§ TEXTO PARA LEITURA:
Exposição 1962.02 – Sérvulo Esmeraldo – 15/03/1962
(Transcrito do Catálogo)
Louvação ao Mestre-gravador Sérvulo Esmeraldo
Primeiro foi no Crato, ele menino, eu rapazote, ambos amando a cidade que naquele tempo era para nós a capital do mundo. Crescemos os dois à margem do Batateiras, riozinho sem grande significação mas, de qualquer modo um rio, apesar de ficar seco a maior parte do ano. Se juntos não estivemos na rua da Vala, que durante muitos anos foi o meu reino, impregnamo-nos da mesma paisagem — a serra circundando a cidade, as árvores sempre verdes enchendo-nos as almas de esperança, os longos crepúsculos e as madrugadas frias, os cantos das aves que ainda hoje não saem de nossos ouvidos e dos nossos espíritos, tornando-nos sentimentais e, sobretudo, humanos.
Já nesse tempo andava ele às voltas com pedaços de madeira, fazendo “coisas”. Essas eram admiradas pelos mais velhos, mas admiradas superficialmente, apenas motivando frases como “ësse menino é um danado”. Isso pode ser pouco hoje, mas naquele tempo era muito. Danado tanto podia significar endiabrado como inteligente, esperto, audacioso, talentoso. Creio que para ele o melhor significado era o último.
Depois foi em Fortaleza — juntos trabalhamos por mais de dois anos, em uma tipografia onde se pensava em tudo, menos em ganhar dinheiro. A tipografia também não precisava disso, porque era uma instituição cultural e o reino da cultura é bem diferente desse pobre reino material do mundo em que vivemos. Então a sua danação se mostrou mais acentuada — agora o desenho o absorvia, vivia cercado de artistas locais e dava mais atenção à sua arte do que mesmo ao trabalho da tipografia. Quantas vezes os fregueses ficavam esperando por uma informação sobre impressos enquanto ele discutia técnicas de xilogravura com os seus colegas artistas! Os sábios da instituição proprietária da tipografia passavam pelo rapaz e balançavam a cabeça — aquele gesto tanto podia ser uma desaprovação pela perda de tempo do moço como uma aprovação velada às suas tendências. Eu tomava a cousa como uma aprovação — e quando dava em mim estrava também discutindo assuntos de xilogravura, enquanto os fregueses continuavam a esperar, pacientemente, pelas informações a respeito dos impressos que lhes interessavam.

§ LINHAS DE DADOS:

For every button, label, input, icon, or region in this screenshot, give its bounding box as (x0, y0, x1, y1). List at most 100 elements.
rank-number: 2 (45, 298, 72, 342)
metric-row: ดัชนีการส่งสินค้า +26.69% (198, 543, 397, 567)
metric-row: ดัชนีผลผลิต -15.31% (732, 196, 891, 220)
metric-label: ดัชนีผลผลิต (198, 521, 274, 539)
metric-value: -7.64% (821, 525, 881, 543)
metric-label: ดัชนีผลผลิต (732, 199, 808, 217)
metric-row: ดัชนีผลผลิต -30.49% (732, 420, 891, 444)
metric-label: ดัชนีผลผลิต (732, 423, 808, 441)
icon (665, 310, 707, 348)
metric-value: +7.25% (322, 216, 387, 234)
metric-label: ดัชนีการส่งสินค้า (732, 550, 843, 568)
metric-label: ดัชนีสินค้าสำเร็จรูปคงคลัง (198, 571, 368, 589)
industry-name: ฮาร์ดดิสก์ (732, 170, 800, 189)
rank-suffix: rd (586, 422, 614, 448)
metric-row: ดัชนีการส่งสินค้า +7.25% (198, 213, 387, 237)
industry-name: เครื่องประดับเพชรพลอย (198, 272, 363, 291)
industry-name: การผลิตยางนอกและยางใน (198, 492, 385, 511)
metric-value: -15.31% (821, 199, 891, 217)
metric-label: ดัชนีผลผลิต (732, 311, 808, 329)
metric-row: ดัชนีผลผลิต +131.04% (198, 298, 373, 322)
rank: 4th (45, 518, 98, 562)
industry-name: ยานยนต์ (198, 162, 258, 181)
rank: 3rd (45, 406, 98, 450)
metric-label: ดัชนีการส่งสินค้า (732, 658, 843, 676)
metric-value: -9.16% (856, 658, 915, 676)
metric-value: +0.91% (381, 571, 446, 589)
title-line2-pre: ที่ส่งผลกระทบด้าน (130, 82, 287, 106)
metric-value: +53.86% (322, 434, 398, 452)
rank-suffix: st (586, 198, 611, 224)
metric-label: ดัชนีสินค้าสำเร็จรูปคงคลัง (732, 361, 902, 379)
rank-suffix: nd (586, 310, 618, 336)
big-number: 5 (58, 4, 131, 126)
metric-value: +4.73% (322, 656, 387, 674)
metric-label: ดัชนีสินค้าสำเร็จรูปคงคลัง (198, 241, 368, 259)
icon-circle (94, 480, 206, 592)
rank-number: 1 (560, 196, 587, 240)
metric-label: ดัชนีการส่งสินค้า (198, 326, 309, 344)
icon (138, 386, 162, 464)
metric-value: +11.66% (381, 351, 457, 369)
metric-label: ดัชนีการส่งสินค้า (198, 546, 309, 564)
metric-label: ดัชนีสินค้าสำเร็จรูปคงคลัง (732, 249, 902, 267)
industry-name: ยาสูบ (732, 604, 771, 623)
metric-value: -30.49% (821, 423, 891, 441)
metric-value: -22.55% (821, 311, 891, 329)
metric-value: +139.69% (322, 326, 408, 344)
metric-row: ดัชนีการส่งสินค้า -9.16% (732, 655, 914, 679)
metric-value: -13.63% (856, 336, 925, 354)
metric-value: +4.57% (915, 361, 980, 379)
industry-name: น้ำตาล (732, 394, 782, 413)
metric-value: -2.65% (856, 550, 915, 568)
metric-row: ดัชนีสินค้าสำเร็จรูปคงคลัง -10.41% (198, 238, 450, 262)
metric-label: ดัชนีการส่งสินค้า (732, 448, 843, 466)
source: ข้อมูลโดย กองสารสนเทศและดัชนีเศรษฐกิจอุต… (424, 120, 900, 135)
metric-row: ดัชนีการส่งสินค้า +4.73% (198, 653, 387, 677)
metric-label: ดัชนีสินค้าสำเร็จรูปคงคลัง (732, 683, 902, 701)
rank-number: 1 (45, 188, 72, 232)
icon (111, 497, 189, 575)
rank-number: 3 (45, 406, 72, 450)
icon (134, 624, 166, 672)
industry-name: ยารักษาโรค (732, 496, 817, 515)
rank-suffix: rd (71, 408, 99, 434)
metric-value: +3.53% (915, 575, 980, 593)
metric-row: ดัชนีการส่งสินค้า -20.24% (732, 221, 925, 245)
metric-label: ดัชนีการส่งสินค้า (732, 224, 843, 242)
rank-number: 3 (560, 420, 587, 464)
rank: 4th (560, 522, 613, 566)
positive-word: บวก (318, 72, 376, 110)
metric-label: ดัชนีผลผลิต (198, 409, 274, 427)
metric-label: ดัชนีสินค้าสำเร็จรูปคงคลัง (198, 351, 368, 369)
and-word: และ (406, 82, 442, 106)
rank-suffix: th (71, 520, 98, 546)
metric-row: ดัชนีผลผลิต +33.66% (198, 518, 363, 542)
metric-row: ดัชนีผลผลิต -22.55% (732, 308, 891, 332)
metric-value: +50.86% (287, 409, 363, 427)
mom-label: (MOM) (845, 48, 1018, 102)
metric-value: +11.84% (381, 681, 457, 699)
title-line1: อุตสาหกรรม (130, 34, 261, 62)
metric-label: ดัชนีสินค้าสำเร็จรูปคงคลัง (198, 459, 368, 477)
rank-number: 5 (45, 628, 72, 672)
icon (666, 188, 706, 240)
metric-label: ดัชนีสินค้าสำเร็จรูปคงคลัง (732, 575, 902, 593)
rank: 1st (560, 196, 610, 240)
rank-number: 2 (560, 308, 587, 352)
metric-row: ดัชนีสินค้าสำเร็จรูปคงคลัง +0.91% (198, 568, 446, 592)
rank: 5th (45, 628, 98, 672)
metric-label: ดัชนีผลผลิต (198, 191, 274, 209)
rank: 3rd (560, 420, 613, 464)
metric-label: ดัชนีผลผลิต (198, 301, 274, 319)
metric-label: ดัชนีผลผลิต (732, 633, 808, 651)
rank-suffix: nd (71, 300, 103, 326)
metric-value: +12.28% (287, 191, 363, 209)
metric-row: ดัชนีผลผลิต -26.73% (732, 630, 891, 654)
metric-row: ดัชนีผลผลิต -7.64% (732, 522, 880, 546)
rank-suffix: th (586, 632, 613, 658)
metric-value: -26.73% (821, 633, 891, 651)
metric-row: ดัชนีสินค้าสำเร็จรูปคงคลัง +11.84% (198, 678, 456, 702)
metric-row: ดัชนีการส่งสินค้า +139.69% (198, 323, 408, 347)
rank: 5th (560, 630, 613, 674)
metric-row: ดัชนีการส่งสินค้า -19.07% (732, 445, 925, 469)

§ TAREFAS ESCRITAS:
(a) Repita, sem nenhuma alteração, o texto sobre Sérvulo Esmeraldo.
(b) Disponha em uma tabela Markdown, com as colunas Número e Linha, as linhas de dados que vão da primeira até a que contém "metric-value: +139.69% (322, 326, 408, 344)", incluindo ambas. Deixe de fora as linhas em branco.
O texto sobre Sérvulo Esmeraldo e as linhas de dados não têm relação entre si.

§ RESPOSTAS ESPERADAS:
(a)
Exposição 1962.02 – Sérvulo Esmeraldo – 15/03/1962
(Transcrito do Catálogo)
Louvação ao Mestre-gravador Sérvulo Esmeraldo
Primeiro foi no Crato, ele menino, eu rapazote, ambos amando a cidade que naquele tempo era para nós a capital do mundo. Crescemos os dois à margem do Batateiras, riozinho sem grande significação mas, de qualquer modo um rio, apesar de ficar seco a maior parte do ano. Se juntos não estivemos na rua da Vala, que durante muitos anos foi o meu reino, impregnamo-nos da mesma paisagem — a serra circundando a cidade, as árvores sempre verdes enchendo-nos as almas de esperança, os longos crepúsculos e as madrugadas frias, os cantos das aves que ainda hoje não saem de nossos ouvidos e dos nossos espíritos, tornando-nos sentimentais e, sobretudo, humanos.
Já nesse tempo andava ele às voltas com pedaços de madeira, fazendo “coisas”. Essas eram admiradas pelos mais velhos, mas admiradas superficialmente, apenas motivando frases como “ësse menino é um danado”. Isso pode ser pouco hoje, mas naquele tempo era muito. Danado tanto podia significar endiabrado como inteligente, esperto, audacioso, talentoso. Creio que para ele o melhor significado era o último.
Depois foi em Fortaleza — juntos trabalhamos por mais de dois anos, em uma tipografia onde se pensava em tudo, menos em ganhar dinheiro. A tipografia também não precisava disso, porque era uma instituição cultural e o reino da cultura é bem diferente desse pobre reino material do mundo em que vivemos. Então a sua danação se mostrou mais acentuada — agora o desenho o absorvia, vivia cercado de artistas locais e dava mais atenção à sua arte do que mesmo ao trabalho da tipografia. Quantas vezes os fregueses ficavam esperando por uma informação sobre impressos enquanto ele discutia técnicas de xilogravura com os seus colegas artistas! Os sábios da instituição proprietária da tipografia passavam pelo rapaz e balançavam a cabeça — aquele gesto tanto podia ser uma desaprovação pela perda de tempo do moço como uma aprovação velada às suas tendências. Eu tomava a cousa como uma aprovação — e quando dava em mim estrava também discutindo assuntos de xilogravura, enquanto os fregueses continuavam a esperar, pacientemente, pelas informações a respeito dos impressos que lhes interessavam.

(b)
| Número | Linha |
|---|---|
| 1 | For every button, label, input, icon, or region in this screenshot, give its bounding box as (x0, y0, x1, y1). List at most 100 elements. |
| 2 | rank-number: 2 (45, 298, 72, 342) |
| 3 | metric-row: ดัชนีการส่งสินค้า +26.69% (198, 543, 397, 567) |
| 4 | metric-row: ดัชนีผลผลิต -15.31% (732, 196, 891, 220) |
| 5 | metric-label: ดัชนีผลผลิต (198, 521, 274, 539) |
| 6 | metric-value: -7.64% (821, 525, 881, 543) |
| 7 | metric-label: ดัชนีผลผลิต (732, 199, 808, 217) |
| 8 | metric-row: ดัชนีผลผลิต -30.49% (732, 420, 891, 444) |
| 9 | metric-label: ดัชนีผลผลิต (732, 423, 808, 441) |
| 10 | icon (665, 310, 707, 348) |
| 11 | metric-value: +7.25% (322, 216, 387, 234) |
| 12 | metric-label: ดัชนีการส่งสินค้า (732, 550, 843, 568) |
| 13 | metric-label: ดัชนีสินค้าสำเร็จรูปคงคลัง (198, 571, 368, 589) |
| 14 | industry-name: ฮาร์ดดิสก์ (732, 170, 800, 189) |
| 15 | rank-suffix: rd (586, 422, 614, 448) |
| 16 | metric-row: ดัชนีการส่งสินค้า +7.25% (198, 213, 387, 237) |
| 17 | industry-name: เครื่องประดับเพชรพลอย (198, 272, 363, 291) |
| 18 | industry-name: การผลิตยางนอกและยางใน (198, 492, 385, 511) |
| 19 | metric-value: -15.31% (821, 199, 891, 217) |
| 20 | metric-label: ดัชนีผลผลิต (732, 311, 808, 329) |
| 21 | metric-row: ดัชนีผลผลิต +131.04% (198, 298, 373, 322) |
| 22 | rank: 4th (45, 518, 98, 562) |
| 23 | industry-name: ยานยนต์ (198, 162, 258, 181) |
| 24 | rank: 3rd (45, 406, 98, 450) |
| 25 | metric-label: ดัชนีการส่งสินค้า (732, 658, 843, 676) |
| 26 | metric-value: -9.16% (856, 658, 915, 676) |
| 27 | metric-value: +0.91% (381, 571, 446, 589) |
| 28 | title-line2-pre: ที่ส่งผลกระทบด้าน (130, 82, 287, 106) |
| 29 | metric-value: +53.86% (322, 434, 398, 452) |
| 30 | rank-suffix: st (586, 198, 611, 224) |
| 31 | metric-label: ดัชนีสินค้าสำเร็จรูปคงคลัง (732, 361, 902, 379) |
| 32 | rank-suffix: nd (586, 310, 618, 336) |
| 33 | big-number: 5 (58, 4, 131, 126) |
| 34 | metric-value: +4.73% (322, 656, 387, 674) |
| 35 | metric-label: ดัชนีสินค้าสำเร็จรูปคงคลัง (198, 241, 368, 259) |
| 36 | icon-circle (94, 480, 206, 592) |
| 37 | rank-number: 1 (560, 196, 587, 240) |
| 38 | metric-label: ดัชนีการส่งสินค้า (198, 326, 309, 344) |
| 39 | icon (138, 386, 162, 464) |
| 40 | metric-value: +11.66% (381, 351, 457, 369) |
| 41 | metric-label: ดัชนีการส่งสินค้า (198, 546, 309, 564) |
| 42 | metric-label: ดัชนีสินค้าสำเร็จรูปคงคลัง (732, 249, 902, 267) |
| 43 | industry-name: ยาสูบ (732, 604, 771, 623) |
| 44 | metric-value: -30.49% (821, 423, 891, 441) |
| 45 | metric-value: -22.55% (821, 311, 891, 329) |
| 46 | metric-value: +139.69% (322, 326, 408, 344) |